- [Your objective]:
Select all lines with the string "JSON" in them, and copy those lines.

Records
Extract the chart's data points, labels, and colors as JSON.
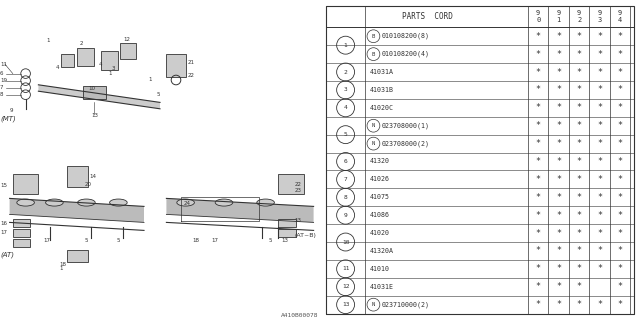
{
  "watermark": "A410B00078",
  "bg_color": "#ffffff",
  "years": [
    "9\n0",
    "9\n1",
    "9\n2",
    "9\n3",
    "9\n4"
  ],
  "rows": [
    {
      "num": "1",
      "prefix": "B",
      "part": "010108200(8)",
      "stars": [
        true,
        true,
        true,
        true,
        true
      ]
    },
    {
      "num": "1",
      "prefix": "B",
      "part": "010108200(4)",
      "stars": [
        true,
        true,
        true,
        true,
        true
      ]
    },
    {
      "num": "2",
      "prefix": "",
      "part": "41031A",
      "stars": [
        true,
        true,
        true,
        true,
        true
      ]
    },
    {
      "num": "3",
      "prefix": "",
      "part": "41031B",
      "stars": [
        true,
        true,
        true,
        true,
        true
      ]
    },
    {
      "num": "4",
      "prefix": "",
      "part": "41020C",
      "stars": [
        true,
        true,
        true,
        true,
        true
      ]
    },
    {
      "num": "5",
      "prefix": "N",
      "part": "023708000(1)",
      "stars": [
        true,
        true,
        true,
        true,
        true
      ]
    },
    {
      "num": "5",
      "prefix": "N",
      "part": "023708000(2)",
      "stars": [
        true,
        true,
        true,
        true,
        true
      ]
    },
    {
      "num": "6",
      "prefix": "",
      "part": "41320",
      "stars": [
        true,
        true,
        true,
        true,
        true
      ]
    },
    {
      "num": "7",
      "prefix": "",
      "part": "41026",
      "stars": [
        true,
        true,
        true,
        true,
        true
      ]
    },
    {
      "num": "8",
      "prefix": "",
      "part": "41075",
      "stars": [
        true,
        true,
        true,
        true,
        true
      ]
    },
    {
      "num": "9",
      "prefix": "",
      "part": "41086",
      "stars": [
        true,
        true,
        true,
        true,
        true
      ]
    },
    {
      "num": "10",
      "prefix": "",
      "part": "41020",
      "stars": [
        true,
        true,
        true,
        true,
        true
      ]
    },
    {
      "num": "10",
      "prefix": "",
      "part": "41320A",
      "stars": [
        true,
        true,
        true,
        true,
        true
      ]
    },
    {
      "num": "11",
      "prefix": "",
      "part": "41010",
      "stars": [
        true,
        true,
        true,
        true,
        true
      ]
    },
    {
      "num": "12",
      "prefix": "",
      "part": "41031E",
      "stars": [
        true,
        true,
        true,
        false,
        true
      ]
    },
    {
      "num": "13",
      "prefix": "N",
      "part": "023710000(2)",
      "stars": [
        true,
        true,
        true,
        true,
        true
      ]
    }
  ],
  "row_groups": [
    {
      "rows": [
        0,
        1
      ],
      "label": "1"
    },
    {
      "rows": [
        5,
        6
      ],
      "label": "5"
    },
    {
      "rows": [
        11,
        12
      ],
      "label": "10"
    }
  ],
  "dark": "#333333",
  "gray": "#888888"
}
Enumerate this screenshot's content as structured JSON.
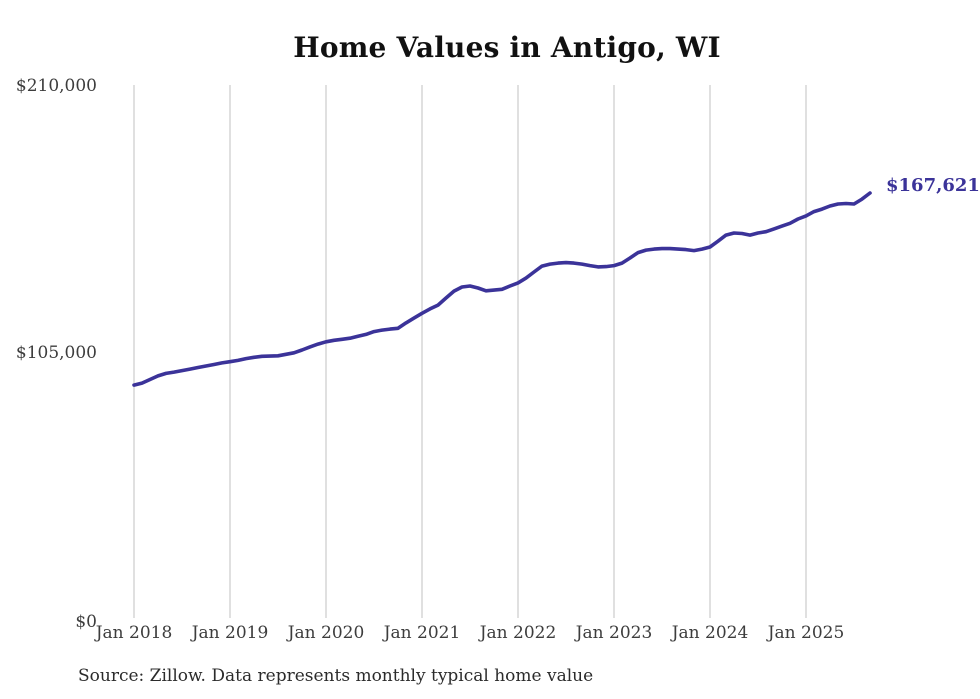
{
  "source_note": "Source: Zillow. Data represents monthly typical home value",
  "chart_data": {
    "type": "line",
    "title": "Home Values in Antigo, WI",
    "series_name": "Monthly typical home value",
    "frequency": "monthly",
    "x_start": "Jan 2018",
    "x_end": "Sep 2025",
    "xlabel": "",
    "ylabel": "",
    "ylim": [
      0,
      210000
    ],
    "grid": "vertical-only",
    "y_tick_labels": [
      "$210,000",
      "$105,000",
      "$0"
    ],
    "y_tick_values": [
      210000,
      105000,
      0
    ],
    "x_tick_labels": [
      "Jan 2018",
      "Jan 2019",
      "Jan 2020",
      "Jan 2021",
      "Jan 2022",
      "Jan 2023",
      "Jan 2024",
      "Jan 2025"
    ],
    "end_label": "$167,621",
    "end_value": 167621,
    "line_color": "#3b3399",
    "grid_color": "#cccccc",
    "values": [
      92200,
      93000,
      94400,
      95800,
      96800,
      97300,
      97900,
      98500,
      99100,
      99700,
      100300,
      100900,
      101400,
      101900,
      102600,
      103100,
      103500,
      103600,
      103700,
      104300,
      104900,
      106000,
      107200,
      108300,
      109200,
      109800,
      110200,
      110600,
      111400,
      112100,
      113200,
      113800,
      114200,
      114500,
      116600,
      118500,
      120400,
      122100,
      123600,
      126400,
      129100,
      130700,
      131100,
      130300,
      129200,
      129500,
      129800,
      131100,
      132300,
      134200,
      136600,
      138900,
      139700,
      140100,
      140300,
      140100,
      139700,
      139100,
      138600,
      138700,
      139100,
      140100,
      142100,
      144200,
      145200,
      145600,
      145800,
      145800,
      145600,
      145400,
      145000,
      145600,
      146400,
      148700,
      151100,
      151900,
      151700,
      151100,
      151900,
      152400,
      153500,
      154600,
      155700,
      157400,
      158600,
      160300,
      161300,
      162500,
      163300,
      163500,
      163300,
      165200,
      167621
    ]
  }
}
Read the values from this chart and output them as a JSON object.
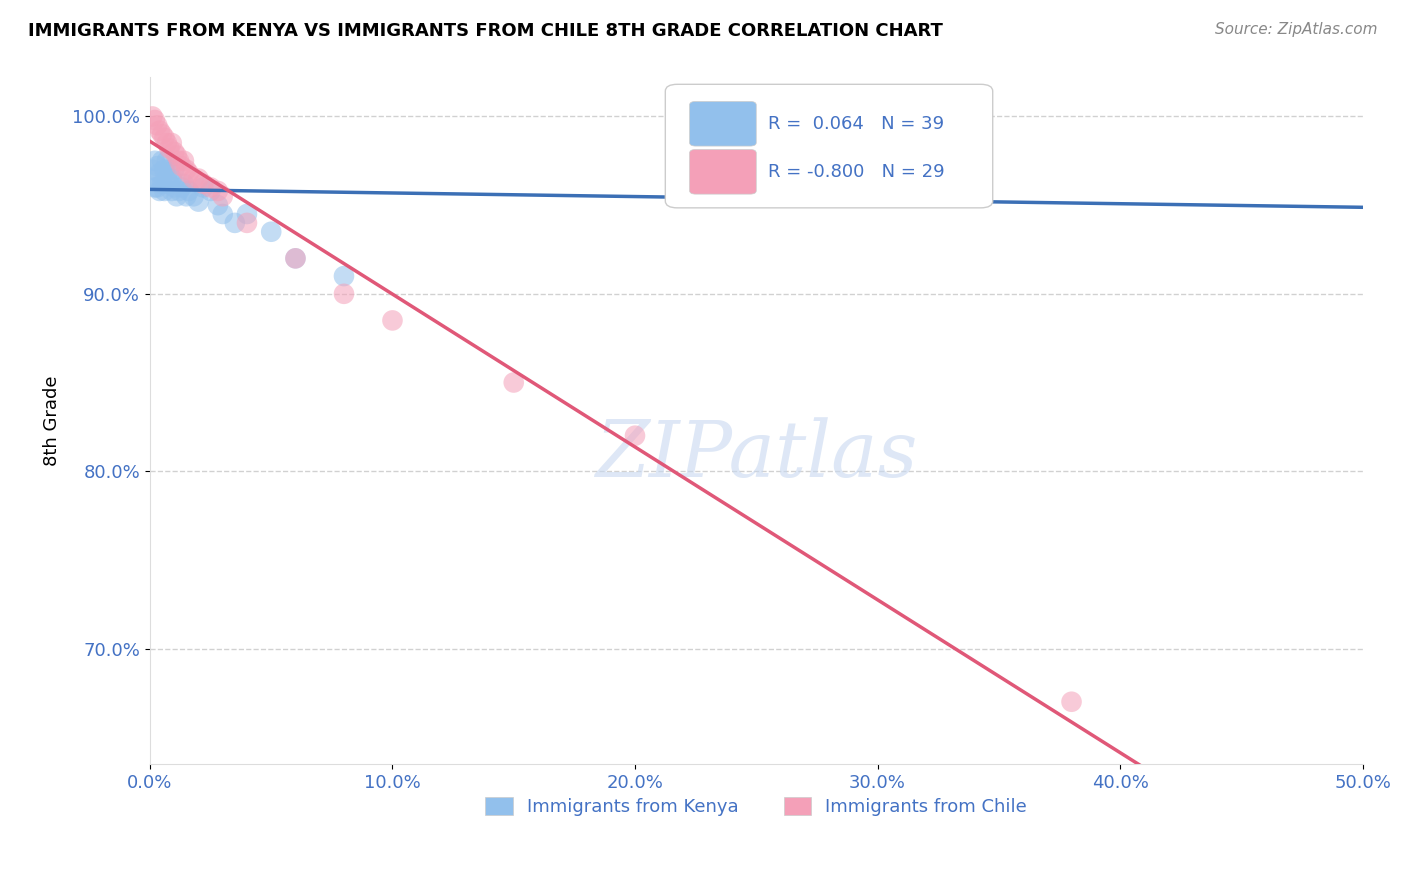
{
  "title": "IMMIGRANTS FROM KENYA VS IMMIGRANTS FROM CHILE 8TH GRADE CORRELATION CHART",
  "source": "Source: ZipAtlas.com",
  "ylabel": "8th Grade",
  "xlim": [
    0.0,
    0.5
  ],
  "ylim": [
    0.635,
    1.022
  ],
  "xtick_labels": [
    "0.0%",
    "10.0%",
    "20.0%",
    "30.0%",
    "40.0%",
    "50.0%"
  ],
  "xtick_vals": [
    0.0,
    0.1,
    0.2,
    0.3,
    0.4,
    0.5
  ],
  "ytick_labels": [
    "100.0%",
    "90.0%",
    "80.0%",
    "70.0%"
  ],
  "ytick_vals": [
    1.0,
    0.9,
    0.8,
    0.7
  ],
  "kenya_R": 0.064,
  "kenya_N": 39,
  "chile_R": -0.8,
  "chile_N": 29,
  "kenya_color": "#92C0EC",
  "chile_color": "#F4A0B8",
  "kenya_line_color": "#3B6FB5",
  "chile_line_color": "#E05878",
  "watermark": "ZIPatlas",
  "watermark_color": "#C8D8F0",
  "grid_color": "#CCCCCC",
  "background_color": "#FFFFFF",
  "kenya_x": [
    0.001,
    0.001,
    0.002,
    0.002,
    0.003,
    0.003,
    0.004,
    0.004,
    0.005,
    0.005,
    0.006,
    0.006,
    0.007,
    0.007,
    0.008,
    0.008,
    0.009,
    0.009,
    0.01,
    0.01,
    0.011,
    0.012,
    0.013,
    0.014,
    0.015,
    0.016,
    0.018,
    0.02,
    0.022,
    0.025,
    0.028,
    0.03,
    0.035,
    0.04,
    0.05,
    0.06,
    0.08,
    0.25,
    0.3
  ],
  "kenya_y": [
    0.97,
    0.965,
    0.975,
    0.96,
    0.972,
    0.96,
    0.968,
    0.958,
    0.975,
    0.962,
    0.97,
    0.958,
    0.965,
    0.975,
    0.962,
    0.97,
    0.965,
    0.958,
    0.97,
    0.96,
    0.955,
    0.958,
    0.96,
    0.962,
    0.955,
    0.958,
    0.955,
    0.952,
    0.96,
    0.958,
    0.95,
    0.945,
    0.94,
    0.945,
    0.935,
    0.92,
    0.91,
    0.967,
    0.97
  ],
  "chile_x": [
    0.001,
    0.002,
    0.003,
    0.004,
    0.005,
    0.006,
    0.007,
    0.008,
    0.009,
    0.01,
    0.011,
    0.012,
    0.013,
    0.014,
    0.015,
    0.016,
    0.018,
    0.02,
    0.022,
    0.025,
    0.028,
    0.03,
    0.04,
    0.06,
    0.08,
    0.1,
    0.15,
    0.2,
    0.38
  ],
  "chile_y": [
    1.0,
    0.998,
    0.995,
    0.992,
    0.99,
    0.988,
    0.985,
    0.982,
    0.985,
    0.98,
    0.978,
    0.975,
    0.972,
    0.975,
    0.97,
    0.968,
    0.965,
    0.965,
    0.962,
    0.96,
    0.958,
    0.955,
    0.94,
    0.92,
    0.9,
    0.885,
    0.85,
    0.82,
    0.67
  ]
}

- [Complete output]:
Extract the chart's data points, labels, and colors as JSON.
Enumerate this screenshot's content as structured JSON.
Read the values from this chart and output them as a JSON object.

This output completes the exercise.